Goal: A single number is the answer here: how many lines of the entries contain "باشید"?

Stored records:
*****
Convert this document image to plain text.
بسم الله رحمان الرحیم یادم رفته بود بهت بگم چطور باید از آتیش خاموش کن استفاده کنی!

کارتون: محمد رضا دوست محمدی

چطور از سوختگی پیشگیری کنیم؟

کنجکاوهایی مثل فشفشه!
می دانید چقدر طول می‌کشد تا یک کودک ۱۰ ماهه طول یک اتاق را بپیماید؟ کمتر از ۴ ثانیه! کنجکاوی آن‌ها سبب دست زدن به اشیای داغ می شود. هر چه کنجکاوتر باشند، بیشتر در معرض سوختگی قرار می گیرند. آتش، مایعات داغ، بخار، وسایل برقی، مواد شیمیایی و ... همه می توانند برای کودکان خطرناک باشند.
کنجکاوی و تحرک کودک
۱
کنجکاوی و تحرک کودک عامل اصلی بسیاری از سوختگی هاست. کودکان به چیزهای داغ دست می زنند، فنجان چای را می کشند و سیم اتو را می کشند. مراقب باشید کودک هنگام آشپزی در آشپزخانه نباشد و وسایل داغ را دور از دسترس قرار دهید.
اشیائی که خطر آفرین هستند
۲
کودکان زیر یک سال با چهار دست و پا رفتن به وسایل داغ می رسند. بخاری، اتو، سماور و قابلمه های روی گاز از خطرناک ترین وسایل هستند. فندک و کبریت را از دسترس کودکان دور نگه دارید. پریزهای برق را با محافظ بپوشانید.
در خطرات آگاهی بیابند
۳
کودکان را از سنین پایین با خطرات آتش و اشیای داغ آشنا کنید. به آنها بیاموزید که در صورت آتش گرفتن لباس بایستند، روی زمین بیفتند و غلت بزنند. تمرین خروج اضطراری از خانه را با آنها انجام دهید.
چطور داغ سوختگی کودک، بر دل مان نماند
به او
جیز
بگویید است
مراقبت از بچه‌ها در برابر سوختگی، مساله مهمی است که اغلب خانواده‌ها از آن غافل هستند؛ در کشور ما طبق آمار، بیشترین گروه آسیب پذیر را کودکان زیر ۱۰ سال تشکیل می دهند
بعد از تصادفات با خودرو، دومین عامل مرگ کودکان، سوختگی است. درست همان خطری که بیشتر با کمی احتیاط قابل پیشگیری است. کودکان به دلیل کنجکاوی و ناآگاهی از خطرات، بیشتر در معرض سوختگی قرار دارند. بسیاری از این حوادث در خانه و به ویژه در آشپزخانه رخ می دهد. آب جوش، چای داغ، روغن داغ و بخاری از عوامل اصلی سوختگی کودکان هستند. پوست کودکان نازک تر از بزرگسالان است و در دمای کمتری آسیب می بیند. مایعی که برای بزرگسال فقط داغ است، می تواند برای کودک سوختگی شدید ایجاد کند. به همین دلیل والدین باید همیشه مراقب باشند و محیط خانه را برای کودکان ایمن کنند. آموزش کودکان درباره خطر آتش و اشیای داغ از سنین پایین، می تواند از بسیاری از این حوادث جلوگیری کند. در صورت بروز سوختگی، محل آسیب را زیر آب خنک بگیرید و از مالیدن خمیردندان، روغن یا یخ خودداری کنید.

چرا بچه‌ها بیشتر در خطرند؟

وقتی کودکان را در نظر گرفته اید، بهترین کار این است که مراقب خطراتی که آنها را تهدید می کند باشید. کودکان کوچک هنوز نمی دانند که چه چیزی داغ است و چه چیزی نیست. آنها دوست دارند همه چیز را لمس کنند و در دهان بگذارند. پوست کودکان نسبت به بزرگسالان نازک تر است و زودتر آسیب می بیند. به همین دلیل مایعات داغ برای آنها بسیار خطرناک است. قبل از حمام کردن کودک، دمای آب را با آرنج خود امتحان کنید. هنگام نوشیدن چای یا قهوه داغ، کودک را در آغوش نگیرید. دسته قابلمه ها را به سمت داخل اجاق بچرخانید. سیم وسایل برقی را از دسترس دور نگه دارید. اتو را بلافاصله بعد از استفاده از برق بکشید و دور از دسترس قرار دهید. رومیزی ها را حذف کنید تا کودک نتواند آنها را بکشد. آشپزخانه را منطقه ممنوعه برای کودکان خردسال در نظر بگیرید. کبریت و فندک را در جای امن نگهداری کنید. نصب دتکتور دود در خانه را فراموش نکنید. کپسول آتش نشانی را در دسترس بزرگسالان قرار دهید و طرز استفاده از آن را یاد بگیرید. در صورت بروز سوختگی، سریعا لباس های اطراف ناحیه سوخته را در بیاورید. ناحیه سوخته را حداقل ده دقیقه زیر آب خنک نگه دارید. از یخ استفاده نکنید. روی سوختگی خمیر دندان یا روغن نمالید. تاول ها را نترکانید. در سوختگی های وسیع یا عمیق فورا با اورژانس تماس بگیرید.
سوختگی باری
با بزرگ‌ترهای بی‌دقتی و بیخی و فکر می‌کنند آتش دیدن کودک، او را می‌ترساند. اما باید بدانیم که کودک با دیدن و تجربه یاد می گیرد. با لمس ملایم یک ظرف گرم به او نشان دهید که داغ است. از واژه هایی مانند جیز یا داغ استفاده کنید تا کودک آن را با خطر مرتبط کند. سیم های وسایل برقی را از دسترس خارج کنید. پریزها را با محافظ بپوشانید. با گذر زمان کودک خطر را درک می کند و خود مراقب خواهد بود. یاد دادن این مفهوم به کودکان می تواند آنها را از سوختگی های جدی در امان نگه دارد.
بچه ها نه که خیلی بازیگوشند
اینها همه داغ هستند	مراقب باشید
*****
Exercise solution: 3